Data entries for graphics
· · ·
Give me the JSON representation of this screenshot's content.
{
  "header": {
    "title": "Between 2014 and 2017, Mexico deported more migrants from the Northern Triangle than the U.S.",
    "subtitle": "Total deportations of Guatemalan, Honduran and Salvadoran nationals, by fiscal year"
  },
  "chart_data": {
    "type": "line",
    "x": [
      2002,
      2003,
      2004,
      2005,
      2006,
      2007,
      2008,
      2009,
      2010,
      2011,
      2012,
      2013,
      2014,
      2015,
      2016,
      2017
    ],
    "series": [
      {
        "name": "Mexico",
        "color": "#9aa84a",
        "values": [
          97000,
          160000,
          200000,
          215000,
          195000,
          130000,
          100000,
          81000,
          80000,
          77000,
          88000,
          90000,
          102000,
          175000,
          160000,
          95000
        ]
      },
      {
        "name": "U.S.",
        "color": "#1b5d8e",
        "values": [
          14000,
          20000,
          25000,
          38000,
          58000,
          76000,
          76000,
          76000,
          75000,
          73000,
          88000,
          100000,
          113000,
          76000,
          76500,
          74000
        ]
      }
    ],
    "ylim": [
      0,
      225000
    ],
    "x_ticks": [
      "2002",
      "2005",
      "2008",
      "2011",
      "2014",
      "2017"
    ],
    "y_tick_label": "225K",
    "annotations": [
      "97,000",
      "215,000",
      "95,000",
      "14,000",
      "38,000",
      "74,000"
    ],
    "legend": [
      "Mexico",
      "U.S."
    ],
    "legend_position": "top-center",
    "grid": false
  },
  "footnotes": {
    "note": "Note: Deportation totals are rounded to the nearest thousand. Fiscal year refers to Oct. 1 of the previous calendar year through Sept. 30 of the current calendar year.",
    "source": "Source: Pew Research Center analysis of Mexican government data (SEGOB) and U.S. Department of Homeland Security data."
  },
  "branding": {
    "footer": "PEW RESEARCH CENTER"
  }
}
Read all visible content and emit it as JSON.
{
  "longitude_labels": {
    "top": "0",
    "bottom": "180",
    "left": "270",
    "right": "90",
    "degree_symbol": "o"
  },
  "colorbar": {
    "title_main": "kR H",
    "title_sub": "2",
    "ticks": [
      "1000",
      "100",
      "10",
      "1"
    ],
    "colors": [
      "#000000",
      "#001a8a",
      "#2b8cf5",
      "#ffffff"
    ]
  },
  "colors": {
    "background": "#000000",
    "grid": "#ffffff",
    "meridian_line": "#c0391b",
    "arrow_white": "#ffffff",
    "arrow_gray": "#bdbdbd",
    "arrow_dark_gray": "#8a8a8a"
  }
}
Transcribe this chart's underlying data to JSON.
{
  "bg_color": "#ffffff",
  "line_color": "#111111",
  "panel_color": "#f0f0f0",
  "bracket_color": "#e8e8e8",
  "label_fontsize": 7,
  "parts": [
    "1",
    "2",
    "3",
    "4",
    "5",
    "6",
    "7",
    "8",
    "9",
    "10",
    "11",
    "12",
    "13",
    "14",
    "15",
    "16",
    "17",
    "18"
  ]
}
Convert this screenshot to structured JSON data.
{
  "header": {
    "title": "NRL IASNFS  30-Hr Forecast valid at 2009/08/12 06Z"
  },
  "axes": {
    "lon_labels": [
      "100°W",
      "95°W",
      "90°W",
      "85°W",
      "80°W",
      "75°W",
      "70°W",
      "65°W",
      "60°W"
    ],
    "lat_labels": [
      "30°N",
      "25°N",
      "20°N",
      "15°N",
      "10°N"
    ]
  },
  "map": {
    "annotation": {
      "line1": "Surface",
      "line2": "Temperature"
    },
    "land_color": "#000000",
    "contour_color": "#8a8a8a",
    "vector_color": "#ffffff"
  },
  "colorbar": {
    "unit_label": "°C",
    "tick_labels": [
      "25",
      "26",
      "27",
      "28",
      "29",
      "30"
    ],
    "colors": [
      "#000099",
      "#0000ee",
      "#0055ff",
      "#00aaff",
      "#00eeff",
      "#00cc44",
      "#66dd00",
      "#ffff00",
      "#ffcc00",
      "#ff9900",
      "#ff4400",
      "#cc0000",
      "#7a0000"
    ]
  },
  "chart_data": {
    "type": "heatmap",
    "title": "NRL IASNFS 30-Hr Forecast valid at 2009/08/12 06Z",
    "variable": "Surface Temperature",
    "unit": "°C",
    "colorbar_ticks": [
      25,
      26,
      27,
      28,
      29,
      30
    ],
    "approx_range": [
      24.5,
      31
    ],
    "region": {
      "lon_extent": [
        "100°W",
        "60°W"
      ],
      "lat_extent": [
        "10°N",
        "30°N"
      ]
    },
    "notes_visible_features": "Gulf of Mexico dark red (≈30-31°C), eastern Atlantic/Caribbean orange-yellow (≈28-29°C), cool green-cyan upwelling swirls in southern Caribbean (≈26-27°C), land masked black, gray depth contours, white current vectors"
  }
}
· · ·
- **PROBLEM REQUIREMENTS**
Report only how many lines in the listing contain the string "JSON".

- **FULL OUTPUT**
4